> **Set task**
Search the data below for "name"; list each line that holds it.

> **Supplied data**
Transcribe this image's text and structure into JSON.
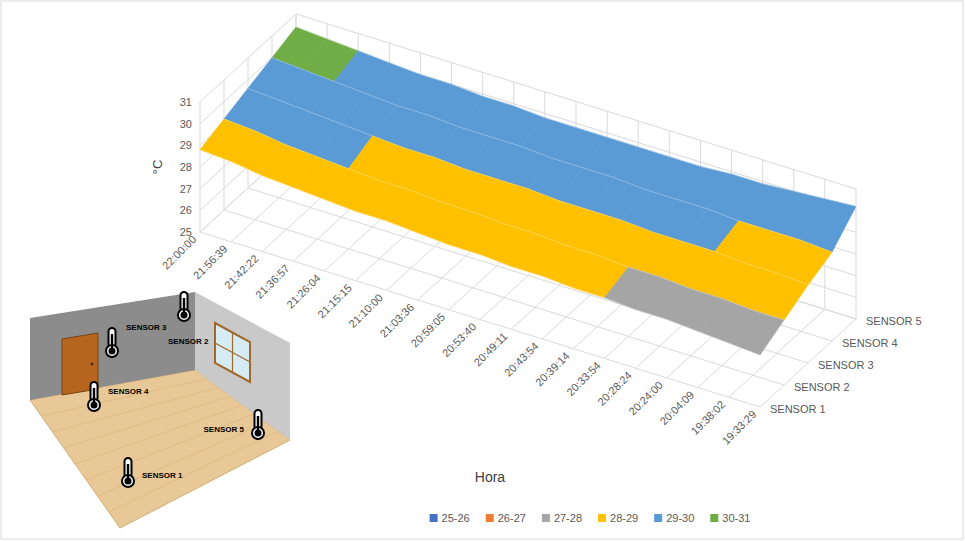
{
  "chart_data": {
    "type": "surface",
    "x_label": "Hora",
    "y_label": "°C",
    "categories": [
      "22:00:00",
      "21:56:39",
      "21:42:22",
      "21:36:57",
      "21:26:04",
      "21:15:15",
      "21:10:00",
      "21:03:36",
      "20:59:05",
      "20:53:40",
      "20:49:11",
      "20:43:54",
      "20:39:14",
      "20:33:54",
      "20:28:24",
      "20:24:00",
      "20:04:09",
      "19:38:02",
      "19:33:29"
    ],
    "series": [
      {
        "name": "SENSOR 1",
        "values": [
          28.8,
          28.7,
          28.5,
          28.4,
          28.3,
          28.2,
          28.2,
          28.1,
          28.0,
          28.0,
          27.9,
          27.9,
          27.8,
          27.8,
          27.7,
          27.7,
          27.6,
          27.5,
          27.4
        ]
      },
      {
        "name": "SENSOR 2",
        "values": [
          29.2,
          29.1,
          28.9,
          28.8,
          28.7,
          28.6,
          28.6,
          28.5,
          28.5,
          28.4,
          28.4,
          28.3,
          28.3,
          28.2,
          28.2,
          28.1,
          28.1,
          28.0,
          28.0
        ]
      },
      {
        "name": "SENSOR 3",
        "values": [
          29.6,
          29.5,
          29.4,
          29.3,
          29.2,
          29.1,
          29.1,
          29.0,
          29.0,
          29.0,
          28.9,
          28.9,
          28.9,
          28.8,
          28.8,
          28.8,
          28.7,
          28.7,
          28.6
        ]
      },
      {
        "name": "SENSOR 4",
        "values": [
          30.0,
          29.9,
          29.8,
          29.7,
          29.6,
          29.6,
          29.5,
          29.5,
          29.5,
          29.4,
          29.4,
          29.4,
          29.3,
          29.3,
          29.3,
          29.2,
          29.2,
          29.2,
          29.1
        ]
      },
      {
        "name": "SENSOR 5",
        "values": [
          30.4,
          30.3,
          30.2,
          30.1,
          30.0,
          30.0,
          29.9,
          29.9,
          29.8,
          29.8,
          29.8,
          29.8,
          29.8,
          29.8,
          29.9,
          29.9,
          30.0,
          30.1,
          30.2
        ]
      }
    ],
    "ylim": [
      25,
      31
    ],
    "yticks": [
      25,
      26,
      27,
      28,
      29,
      30,
      31
    ],
    "grid": true,
    "legend": "bottom",
    "bands": [
      {
        "name": "25-26",
        "min": 25,
        "max": 26,
        "color": "#4472c4"
      },
      {
        "name": "26-27",
        "min": 26,
        "max": 27,
        "color": "#ed7d31"
      },
      {
        "name": "27-28",
        "min": 27,
        "max": 28,
        "color": "#a5a5a5"
      },
      {
        "name": "28-29",
        "min": 28,
        "max": 29,
        "color": "#ffc000"
      },
      {
        "name": "29-30",
        "min": 29,
        "max": 30,
        "color": "#5b9bd5"
      },
      {
        "name": "30-31",
        "min": 30,
        "max": 31,
        "color": "#70ad47"
      }
    ]
  }
}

> **Response for this exercise**
        "name": "SENSOR 1",
        "name": "SENSOR 2",
        "name": "SENSOR 3",
        "name": "SENSOR 4",
        "name": "SENSOR 5",
        "name": "25-26",
        "name": "26-27",
        "name": "27-28",
        "name": "28-29",
        "name": "29-30",
        "name": "30-31",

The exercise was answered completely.